(Material to process):
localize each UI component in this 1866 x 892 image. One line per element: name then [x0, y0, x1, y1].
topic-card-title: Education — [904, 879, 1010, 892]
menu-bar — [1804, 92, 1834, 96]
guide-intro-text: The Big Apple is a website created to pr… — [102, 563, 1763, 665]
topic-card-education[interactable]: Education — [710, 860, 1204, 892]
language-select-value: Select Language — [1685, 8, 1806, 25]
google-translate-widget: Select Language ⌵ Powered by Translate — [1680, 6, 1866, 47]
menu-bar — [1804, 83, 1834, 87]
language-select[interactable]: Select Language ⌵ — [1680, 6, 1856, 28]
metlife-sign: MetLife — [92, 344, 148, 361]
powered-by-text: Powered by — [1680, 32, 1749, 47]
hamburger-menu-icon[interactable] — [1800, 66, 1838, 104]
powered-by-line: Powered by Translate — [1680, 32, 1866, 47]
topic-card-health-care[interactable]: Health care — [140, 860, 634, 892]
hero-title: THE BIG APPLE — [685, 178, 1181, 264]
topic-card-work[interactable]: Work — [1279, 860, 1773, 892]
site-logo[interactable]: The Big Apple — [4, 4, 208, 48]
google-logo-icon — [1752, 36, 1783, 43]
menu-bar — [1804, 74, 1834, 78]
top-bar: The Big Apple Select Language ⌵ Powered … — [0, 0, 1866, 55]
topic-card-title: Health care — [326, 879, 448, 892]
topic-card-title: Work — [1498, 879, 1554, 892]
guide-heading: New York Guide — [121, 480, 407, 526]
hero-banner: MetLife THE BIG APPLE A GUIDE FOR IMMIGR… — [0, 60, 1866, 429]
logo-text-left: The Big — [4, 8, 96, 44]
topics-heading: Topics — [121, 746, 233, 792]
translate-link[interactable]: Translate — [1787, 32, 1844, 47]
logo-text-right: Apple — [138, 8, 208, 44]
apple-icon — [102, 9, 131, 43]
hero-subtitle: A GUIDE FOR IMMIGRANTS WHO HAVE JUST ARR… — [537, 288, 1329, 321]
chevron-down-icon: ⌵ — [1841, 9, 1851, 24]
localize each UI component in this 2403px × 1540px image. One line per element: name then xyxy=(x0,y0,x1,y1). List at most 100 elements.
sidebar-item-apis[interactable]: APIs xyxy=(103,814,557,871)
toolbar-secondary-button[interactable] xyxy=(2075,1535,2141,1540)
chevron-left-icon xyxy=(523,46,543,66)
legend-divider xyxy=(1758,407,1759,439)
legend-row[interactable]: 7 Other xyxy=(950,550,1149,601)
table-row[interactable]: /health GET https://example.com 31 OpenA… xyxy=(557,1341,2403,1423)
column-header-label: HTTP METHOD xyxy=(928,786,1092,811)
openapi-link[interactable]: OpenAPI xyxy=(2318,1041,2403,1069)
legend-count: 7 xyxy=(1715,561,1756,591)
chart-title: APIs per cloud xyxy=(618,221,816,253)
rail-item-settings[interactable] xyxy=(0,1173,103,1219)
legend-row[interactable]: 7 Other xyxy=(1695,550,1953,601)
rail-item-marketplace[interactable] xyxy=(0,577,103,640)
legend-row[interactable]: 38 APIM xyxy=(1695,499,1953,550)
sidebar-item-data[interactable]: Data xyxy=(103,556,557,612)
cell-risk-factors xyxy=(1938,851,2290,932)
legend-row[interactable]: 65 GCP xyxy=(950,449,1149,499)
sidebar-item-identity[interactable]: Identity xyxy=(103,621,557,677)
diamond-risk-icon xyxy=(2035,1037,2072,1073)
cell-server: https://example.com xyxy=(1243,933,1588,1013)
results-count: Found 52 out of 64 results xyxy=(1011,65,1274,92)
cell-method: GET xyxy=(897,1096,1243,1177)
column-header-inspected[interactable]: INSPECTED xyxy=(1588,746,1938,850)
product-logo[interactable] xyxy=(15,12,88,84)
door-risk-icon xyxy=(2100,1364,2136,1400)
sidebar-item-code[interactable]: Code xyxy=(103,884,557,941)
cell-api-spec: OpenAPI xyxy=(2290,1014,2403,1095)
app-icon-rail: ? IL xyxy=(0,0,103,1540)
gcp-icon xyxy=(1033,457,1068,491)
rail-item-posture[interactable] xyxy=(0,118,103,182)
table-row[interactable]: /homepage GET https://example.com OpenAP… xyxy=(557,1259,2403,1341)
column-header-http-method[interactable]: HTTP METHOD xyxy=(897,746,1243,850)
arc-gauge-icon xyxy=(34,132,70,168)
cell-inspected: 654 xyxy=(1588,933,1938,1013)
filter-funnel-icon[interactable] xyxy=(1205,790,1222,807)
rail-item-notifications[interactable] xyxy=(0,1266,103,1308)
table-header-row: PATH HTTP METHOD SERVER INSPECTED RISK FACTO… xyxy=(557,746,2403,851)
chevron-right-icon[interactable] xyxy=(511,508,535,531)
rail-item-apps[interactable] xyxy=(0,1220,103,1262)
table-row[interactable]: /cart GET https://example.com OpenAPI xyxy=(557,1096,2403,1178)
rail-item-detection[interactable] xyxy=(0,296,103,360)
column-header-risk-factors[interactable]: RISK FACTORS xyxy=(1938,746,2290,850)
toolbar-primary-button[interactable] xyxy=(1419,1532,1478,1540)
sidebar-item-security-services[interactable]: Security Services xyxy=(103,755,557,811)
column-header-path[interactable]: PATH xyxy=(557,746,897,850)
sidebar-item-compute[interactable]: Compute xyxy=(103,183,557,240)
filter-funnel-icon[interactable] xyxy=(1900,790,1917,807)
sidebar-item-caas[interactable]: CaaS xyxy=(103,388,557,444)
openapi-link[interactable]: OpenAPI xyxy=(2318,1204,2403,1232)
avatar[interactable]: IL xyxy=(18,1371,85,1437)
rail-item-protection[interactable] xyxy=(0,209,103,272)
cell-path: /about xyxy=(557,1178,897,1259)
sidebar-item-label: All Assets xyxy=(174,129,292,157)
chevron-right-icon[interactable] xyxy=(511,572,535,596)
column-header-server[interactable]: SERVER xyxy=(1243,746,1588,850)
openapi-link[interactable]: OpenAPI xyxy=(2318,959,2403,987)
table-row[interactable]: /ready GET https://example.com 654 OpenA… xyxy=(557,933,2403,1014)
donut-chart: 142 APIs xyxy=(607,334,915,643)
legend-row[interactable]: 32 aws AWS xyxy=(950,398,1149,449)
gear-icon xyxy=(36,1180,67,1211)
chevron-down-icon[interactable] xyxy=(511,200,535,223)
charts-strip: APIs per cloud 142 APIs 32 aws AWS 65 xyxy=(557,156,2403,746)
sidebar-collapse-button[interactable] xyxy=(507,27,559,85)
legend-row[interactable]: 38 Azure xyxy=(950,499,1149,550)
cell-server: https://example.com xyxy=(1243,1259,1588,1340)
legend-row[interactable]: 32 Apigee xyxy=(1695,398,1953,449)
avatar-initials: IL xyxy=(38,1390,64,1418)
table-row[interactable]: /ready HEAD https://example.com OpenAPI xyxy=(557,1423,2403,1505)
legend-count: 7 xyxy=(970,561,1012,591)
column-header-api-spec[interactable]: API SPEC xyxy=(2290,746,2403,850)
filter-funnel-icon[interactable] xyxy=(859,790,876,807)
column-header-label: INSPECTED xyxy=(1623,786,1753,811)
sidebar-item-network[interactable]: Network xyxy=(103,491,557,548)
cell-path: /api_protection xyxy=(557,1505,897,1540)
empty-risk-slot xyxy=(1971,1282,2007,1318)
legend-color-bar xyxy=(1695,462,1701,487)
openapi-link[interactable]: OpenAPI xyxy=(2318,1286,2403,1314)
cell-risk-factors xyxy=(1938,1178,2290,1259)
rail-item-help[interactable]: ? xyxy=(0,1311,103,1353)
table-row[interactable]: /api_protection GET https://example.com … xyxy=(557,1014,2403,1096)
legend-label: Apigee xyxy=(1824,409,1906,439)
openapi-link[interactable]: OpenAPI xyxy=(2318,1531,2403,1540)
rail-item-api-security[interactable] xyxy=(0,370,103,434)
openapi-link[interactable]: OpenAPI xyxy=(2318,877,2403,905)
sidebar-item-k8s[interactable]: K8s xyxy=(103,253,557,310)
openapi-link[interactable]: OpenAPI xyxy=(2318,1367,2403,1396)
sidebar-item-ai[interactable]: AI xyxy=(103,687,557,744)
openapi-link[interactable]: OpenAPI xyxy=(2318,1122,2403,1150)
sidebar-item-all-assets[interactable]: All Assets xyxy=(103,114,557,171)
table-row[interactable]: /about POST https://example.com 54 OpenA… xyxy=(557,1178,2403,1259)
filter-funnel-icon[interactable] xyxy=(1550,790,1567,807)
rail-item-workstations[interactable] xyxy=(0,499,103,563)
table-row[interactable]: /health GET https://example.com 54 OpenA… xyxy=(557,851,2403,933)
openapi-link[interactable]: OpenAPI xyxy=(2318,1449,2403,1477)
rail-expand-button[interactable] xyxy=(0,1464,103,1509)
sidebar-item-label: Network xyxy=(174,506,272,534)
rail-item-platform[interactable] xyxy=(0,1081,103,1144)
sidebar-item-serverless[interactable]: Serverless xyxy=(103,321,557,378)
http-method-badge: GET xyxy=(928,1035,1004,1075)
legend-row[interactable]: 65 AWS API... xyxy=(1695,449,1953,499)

(Exercise objective): Reproduce the entries word for word, starting at their first line and ending at the line that contains "site-logo[interactable]: The Big", with that line included.

(Correct answer):
localize each UI component in this 1866 x 892 image. One line per element: name then [x0, y0, x1, y1].
topic-card-title: Education — [904, 879, 1010, 892]
menu-bar — [1804, 92, 1834, 96]
guide-intro-text: The Big Apple is a website created to pr… — [102, 563, 1763, 665]
topic-card-education[interactable]: Education — [710, 860, 1204, 892]
language-select-value: Select Language — [1685, 8, 1806, 25]
google-translate-widget: Select Language ⌵ Powered by Translate — [1680, 6, 1866, 47]
menu-bar — [1804, 83, 1834, 87]
language-select[interactable]: Select Language ⌵ — [1680, 6, 1856, 28]
metlife-sign: MetLife — [92, 344, 148, 361]
powered-by-text: Powered by — [1680, 32, 1749, 47]
hamburger-menu-icon[interactable] — [1800, 66, 1838, 104]
powered-by-line: Powered by Translate — [1680, 32, 1866, 47]
topic-card-health-care[interactable]: Health care — [140, 860, 634, 892]
hero-title: THE BIG APPLE — [685, 178, 1181, 264]
topic-card-work[interactable]: Work — [1279, 860, 1773, 892]
site-logo[interactable]: The Big Apple — [4, 4, 208, 48]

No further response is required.